====== Provided material
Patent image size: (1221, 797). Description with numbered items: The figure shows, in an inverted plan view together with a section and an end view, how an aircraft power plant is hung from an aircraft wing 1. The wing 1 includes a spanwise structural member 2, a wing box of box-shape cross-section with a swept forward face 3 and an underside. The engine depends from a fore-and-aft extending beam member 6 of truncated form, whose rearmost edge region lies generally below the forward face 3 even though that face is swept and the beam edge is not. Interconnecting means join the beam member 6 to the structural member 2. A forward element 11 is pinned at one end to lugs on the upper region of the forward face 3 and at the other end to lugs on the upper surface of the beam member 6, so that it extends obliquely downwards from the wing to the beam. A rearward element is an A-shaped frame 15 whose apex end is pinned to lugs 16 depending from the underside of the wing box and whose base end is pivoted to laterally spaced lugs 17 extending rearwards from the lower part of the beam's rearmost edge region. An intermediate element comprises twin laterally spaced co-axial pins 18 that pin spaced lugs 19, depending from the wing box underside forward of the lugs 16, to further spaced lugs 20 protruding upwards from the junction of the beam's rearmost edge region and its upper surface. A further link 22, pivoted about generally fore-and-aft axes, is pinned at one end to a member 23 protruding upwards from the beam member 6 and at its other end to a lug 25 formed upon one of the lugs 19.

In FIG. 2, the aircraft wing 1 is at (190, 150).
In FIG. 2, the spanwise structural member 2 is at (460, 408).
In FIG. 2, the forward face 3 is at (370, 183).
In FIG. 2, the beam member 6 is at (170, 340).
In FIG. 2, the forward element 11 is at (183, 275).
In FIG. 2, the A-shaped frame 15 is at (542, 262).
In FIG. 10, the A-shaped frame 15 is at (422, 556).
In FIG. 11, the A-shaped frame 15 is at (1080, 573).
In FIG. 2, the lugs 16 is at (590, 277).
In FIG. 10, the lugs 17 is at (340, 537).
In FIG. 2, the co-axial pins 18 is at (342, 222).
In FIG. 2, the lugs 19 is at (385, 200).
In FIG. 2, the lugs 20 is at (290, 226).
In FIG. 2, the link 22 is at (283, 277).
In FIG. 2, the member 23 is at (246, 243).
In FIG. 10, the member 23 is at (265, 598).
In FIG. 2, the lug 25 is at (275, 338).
============
Your goal.
Copy out, word for word, the entries from their first line through the line containing "In FIG. 10, the lugs 17 is at (340, 537).", including both of those lines.

Right answer.
Patent image size: (1221, 797). Description with numbered items: The figure shows, in an inverted plan view together with a section and an end view, how an aircraft power plant is hung from an aircraft wing 1. The wing 1 includes a spanwise structural member 2, a wing box of box-shape cross-section with a swept forward face 3 and an underside. The engine depends from a fore-and-aft extending beam member 6 of truncated form, whose rearmost edge region lies generally below the forward face 3 even though that face is swept and the beam edge is not. Interconnecting means join the beam member 6 to the structural member 2. A forward element 11 is pinned at one end to lugs on the upper region of the forward face 3 and at the other end to lugs on the upper surface of the beam member 6, so that it extends obliquely downwards from the wing to the beam. A rearward element is an A-shaped frame 15 whose apex end is pinned to lugs 16 depending from the underside of the wing box and whose base end is pivoted to laterally spaced lugs 17 extending rearwards from the lower part of the beam's rearmost edge region. An intermediate element comprises twin laterally spaced co-axial pins 18 that pin spaced lugs 19, depending from the wing box underside forward of the lugs 16, to further spaced lugs 20 protruding upwards from the junction of the beam's rearmost edge region and its upper surface. A further link 22, pivoted about generally fore-and-aft axes, is pinned at one end to a member 23 protruding upwards from the beam member 6 and at its other end to a lug 25 formed upon one of the lugs 19.

In FIG. 2, the aircraft wing 1 is at (190, 150).
In FIG. 2, the spanwise structural member 2 is at (460, 408).
In FIG. 2, the forward face 3 is at (370, 183).
In FIG. 2, the beam member 6 is at (170, 340).
In FIG. 2, the forward element 11 is at (183, 275).
In FIG. 2, the A-shaped frame 15 is at (542, 262).
In FIG. 10, the A-shaped frame 15 is at (422, 556).
In FIG. 11, the A-shaped frame 15 is at (1080, 573).
In FIG. 2, the lugs 16 is at (590, 277).
In FIG. 10, the lugs 17 is at (340, 537).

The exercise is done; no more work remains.